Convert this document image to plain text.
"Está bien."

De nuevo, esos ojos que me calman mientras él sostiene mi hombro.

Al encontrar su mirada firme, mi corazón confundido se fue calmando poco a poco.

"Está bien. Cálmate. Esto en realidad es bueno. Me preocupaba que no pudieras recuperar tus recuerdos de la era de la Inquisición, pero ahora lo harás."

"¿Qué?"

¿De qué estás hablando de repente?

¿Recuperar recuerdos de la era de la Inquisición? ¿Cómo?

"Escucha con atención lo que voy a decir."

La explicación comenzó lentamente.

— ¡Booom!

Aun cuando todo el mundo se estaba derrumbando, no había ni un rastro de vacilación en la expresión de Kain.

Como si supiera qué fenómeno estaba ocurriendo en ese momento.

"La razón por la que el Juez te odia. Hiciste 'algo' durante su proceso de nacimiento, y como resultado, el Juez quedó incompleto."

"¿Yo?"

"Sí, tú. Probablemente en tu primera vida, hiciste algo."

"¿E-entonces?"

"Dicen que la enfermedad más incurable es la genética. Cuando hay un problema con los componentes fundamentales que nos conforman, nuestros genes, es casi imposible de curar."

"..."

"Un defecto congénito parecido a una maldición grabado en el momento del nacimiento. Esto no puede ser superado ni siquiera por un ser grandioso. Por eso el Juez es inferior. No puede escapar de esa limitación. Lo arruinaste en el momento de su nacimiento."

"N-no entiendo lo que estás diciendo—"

========================================================================

* _Exercise_
A single number is needed: how many lines of the material contain the word "Inquisición".

* _Answer to the problem_
2